- Task prompt
From the passage on counterterrorism planning zones, extract the stretch from "The Transitory Zone provides" through "of such tell-tales.", copying it word for word.

- Extract
■ ■ ■
The matrix tells us the areas we need to concentrate on in order to achieve the elusive goal of deterring, defending and responding to terrorist acts. As will be noted, four zones have been established, these are the Opaque Zone, the Transitory Zone, the Transparent Zone and the Murky Zone. The Process has been assessed for Persistence and Detectability levels and plotted within the four zones, which to the planner provide areas of focus. Obviously, when we deal with the Transitory Zone and the Murky Zone, the returns for effort are extremely small yet they provide early warning. Often due to long gestation periods and a high false alarm probability, the difficulties associated with maintaining prolonged states of vigil may cause the guard to drop, and vital footprints to be lost in a mass of information. These, therefore, are Zones well suited for electronic surveillance and computer aided collation, analysis and dissemination.

The Transitory Zone provides opportunities that are not present in the other quadrants, primarily because the period of reconnaissance, while sporadic, has not only to be comprehensive but at some stage must involve the leading protagonists, some of whom maybe quite alien to the area of operation (Abu Ismail, of 26/11 notoriety, hailed from Dera Ismail Khan in the North West Frontier province is a case in point). The Reconnaissance stage is an activity conducted very early in the plan and as in any operational plan, the scope for errors are the maximum at this stage and therefore surveillance that is kept by way of civil measures would in all probabilities record  footprints. The fact that David Headley (alias Daood Gilani, a Lashkar-e-Tayyiba (LeT) operative) had been a regular visitor to Mumbai since early 2008 is symptomatic of such tell-tales.

When confronted with the Murky Zone one sees a picture and a pattern that in hindsight is 6/6 and yet Persistence in the Murky Zone of the operational plan is most significant and therefore, had the fact that the Master of Kuber, Sri Amar Singh Solanki been profiled after his incarceration in Pakistan, so also the movements of Kuber kept track of, 26/11 could well have been nipped during the execution phase. Intelligence, however sketchy, provided on 18th November 2008, indicated the What, Where and When components (nautical parlance) that is, the position of the mother vessel and time; both parameters provided the basis for mounting scouting operations, yet this was not done on grounds that intelligence was not “actionable”. Consequently in the absence of deployed forces either at the point of divergence or convergence Kuber had a free run. Also, the most vulnerable period of movement from sea to shore observed by local fishermen at Colaba and reported to the police ought to have been given the due import that it deserved.

The Opaque Zone if exploited, gives us the maximum benefit for it not only deters attack but action in this zone is pre-emptive in nature; it demands comprehensive knowledge of, and information on man and material that potentially could be used for a strike. This must be backed by all-embracing intelligence networks, field operatives and most importantly, the will to take anticipatory action before a potential incident. Here we must also understand that such pre-emptive actions may have ramifications of an international nature and the State must be disposed to take that risk. Investments in the Opaque Zone will have to be based on steps initiated on a multilateral basis and through ruthless elimination of potential personnel who could pose a hazard. The complexities of operating in the Opaque Zone is there for a planner to see, it poses great challenges, it will demand heavy investments of both man and finances and will yield the best rewards.
■ ■ ■
- Data excerpts
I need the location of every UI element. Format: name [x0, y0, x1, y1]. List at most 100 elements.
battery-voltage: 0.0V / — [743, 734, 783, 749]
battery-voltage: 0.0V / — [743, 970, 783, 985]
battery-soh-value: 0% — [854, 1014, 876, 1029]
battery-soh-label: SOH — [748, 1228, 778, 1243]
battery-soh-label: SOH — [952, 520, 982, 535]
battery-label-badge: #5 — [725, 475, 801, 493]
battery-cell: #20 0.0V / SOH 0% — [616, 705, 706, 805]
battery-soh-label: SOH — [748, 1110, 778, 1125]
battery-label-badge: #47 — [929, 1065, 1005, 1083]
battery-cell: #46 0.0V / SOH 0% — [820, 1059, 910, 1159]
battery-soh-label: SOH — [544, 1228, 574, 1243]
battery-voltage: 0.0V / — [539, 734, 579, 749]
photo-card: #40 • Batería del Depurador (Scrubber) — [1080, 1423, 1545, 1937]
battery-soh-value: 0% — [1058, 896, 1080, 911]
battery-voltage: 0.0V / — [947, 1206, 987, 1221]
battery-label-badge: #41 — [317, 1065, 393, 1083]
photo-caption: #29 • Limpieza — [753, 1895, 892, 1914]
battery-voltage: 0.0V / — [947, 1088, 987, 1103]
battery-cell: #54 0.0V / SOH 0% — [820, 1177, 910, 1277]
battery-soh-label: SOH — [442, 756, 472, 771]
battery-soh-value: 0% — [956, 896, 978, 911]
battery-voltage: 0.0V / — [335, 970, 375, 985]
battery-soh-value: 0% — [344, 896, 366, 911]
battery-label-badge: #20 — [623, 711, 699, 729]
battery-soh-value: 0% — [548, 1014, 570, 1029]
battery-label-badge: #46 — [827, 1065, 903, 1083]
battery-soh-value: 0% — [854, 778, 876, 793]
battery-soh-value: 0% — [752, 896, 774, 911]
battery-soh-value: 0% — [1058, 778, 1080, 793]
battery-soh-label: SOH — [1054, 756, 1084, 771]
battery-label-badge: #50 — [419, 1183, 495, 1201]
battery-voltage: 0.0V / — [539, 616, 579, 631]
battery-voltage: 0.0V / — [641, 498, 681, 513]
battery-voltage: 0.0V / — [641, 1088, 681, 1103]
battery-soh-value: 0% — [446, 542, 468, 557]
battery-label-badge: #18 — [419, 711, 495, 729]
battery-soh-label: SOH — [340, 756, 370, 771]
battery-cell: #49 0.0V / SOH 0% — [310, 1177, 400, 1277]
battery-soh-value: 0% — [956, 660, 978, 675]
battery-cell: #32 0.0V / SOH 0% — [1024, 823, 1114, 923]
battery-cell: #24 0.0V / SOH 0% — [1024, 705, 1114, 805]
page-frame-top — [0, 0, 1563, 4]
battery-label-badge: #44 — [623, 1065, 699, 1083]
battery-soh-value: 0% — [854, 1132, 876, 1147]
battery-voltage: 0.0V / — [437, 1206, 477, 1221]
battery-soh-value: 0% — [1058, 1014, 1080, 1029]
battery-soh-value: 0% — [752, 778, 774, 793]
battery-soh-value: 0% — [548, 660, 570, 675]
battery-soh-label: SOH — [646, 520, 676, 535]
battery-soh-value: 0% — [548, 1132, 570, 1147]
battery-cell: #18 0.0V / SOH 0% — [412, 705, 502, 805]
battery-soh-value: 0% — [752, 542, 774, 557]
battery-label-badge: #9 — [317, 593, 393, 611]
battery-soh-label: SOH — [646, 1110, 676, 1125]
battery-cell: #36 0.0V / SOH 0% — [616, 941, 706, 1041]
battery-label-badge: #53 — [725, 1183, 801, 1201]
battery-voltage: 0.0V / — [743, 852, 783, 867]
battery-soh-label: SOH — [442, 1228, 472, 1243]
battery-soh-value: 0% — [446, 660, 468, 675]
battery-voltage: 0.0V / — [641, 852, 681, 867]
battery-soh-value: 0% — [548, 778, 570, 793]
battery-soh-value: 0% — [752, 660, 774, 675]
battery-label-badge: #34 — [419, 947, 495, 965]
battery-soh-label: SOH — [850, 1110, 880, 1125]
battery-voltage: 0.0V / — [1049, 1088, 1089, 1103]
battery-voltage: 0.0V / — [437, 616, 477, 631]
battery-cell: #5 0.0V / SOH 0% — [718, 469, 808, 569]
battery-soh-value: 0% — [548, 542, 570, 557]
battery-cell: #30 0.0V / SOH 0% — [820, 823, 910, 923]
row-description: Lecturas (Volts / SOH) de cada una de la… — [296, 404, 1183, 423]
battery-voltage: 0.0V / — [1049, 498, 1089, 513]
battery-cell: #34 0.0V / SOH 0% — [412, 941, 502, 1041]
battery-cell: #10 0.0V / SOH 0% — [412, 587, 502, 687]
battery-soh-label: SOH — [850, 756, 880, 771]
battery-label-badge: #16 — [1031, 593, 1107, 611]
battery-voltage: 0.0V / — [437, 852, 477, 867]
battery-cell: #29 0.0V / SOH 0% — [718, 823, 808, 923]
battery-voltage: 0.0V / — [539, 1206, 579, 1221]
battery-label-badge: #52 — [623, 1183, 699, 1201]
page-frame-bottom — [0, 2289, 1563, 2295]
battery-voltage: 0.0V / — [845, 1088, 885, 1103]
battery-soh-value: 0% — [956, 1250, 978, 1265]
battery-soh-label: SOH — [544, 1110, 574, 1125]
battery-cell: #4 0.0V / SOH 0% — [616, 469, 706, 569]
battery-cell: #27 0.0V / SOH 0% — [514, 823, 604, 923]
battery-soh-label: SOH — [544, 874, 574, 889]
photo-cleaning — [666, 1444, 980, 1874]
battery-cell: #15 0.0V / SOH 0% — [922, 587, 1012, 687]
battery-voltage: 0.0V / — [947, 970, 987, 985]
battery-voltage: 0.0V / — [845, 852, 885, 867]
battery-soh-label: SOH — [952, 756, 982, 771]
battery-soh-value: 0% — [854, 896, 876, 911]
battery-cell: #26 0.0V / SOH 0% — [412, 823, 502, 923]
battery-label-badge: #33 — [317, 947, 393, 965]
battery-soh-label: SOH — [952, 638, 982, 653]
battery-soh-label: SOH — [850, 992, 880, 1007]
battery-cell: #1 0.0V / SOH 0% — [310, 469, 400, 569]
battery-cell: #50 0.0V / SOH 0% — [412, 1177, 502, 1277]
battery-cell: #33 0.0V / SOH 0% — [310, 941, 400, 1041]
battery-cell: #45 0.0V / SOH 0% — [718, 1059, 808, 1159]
■ ■ ■
- The completed task
The Transitory Zone provides opportunities that are not present in the other quadrants, primarily because the period of reconnaissance, while sporadic, has not only to be comprehensive but at some stage must involve the leading protagonists, some of whom maybe quite alien to the area of operation (Abu Ismail, of 26/11 notoriety, hailed from Dera Ismail Khan in the North West Frontier province is a case in point). The Reconnaissance stage is an activity conducted very early in the plan and as in any operational plan, the scope for errors are the maximum at this stage and therefore surveillance that is kept by way of civil measures would in all probabilities record  footprints. The fact that David Headley (alias Daood Gilani, a Lashkar-e-Tayyiba (LeT) operative) had been a regular visitor to Mumbai since early 2008 is symptomatic of such tell-tales.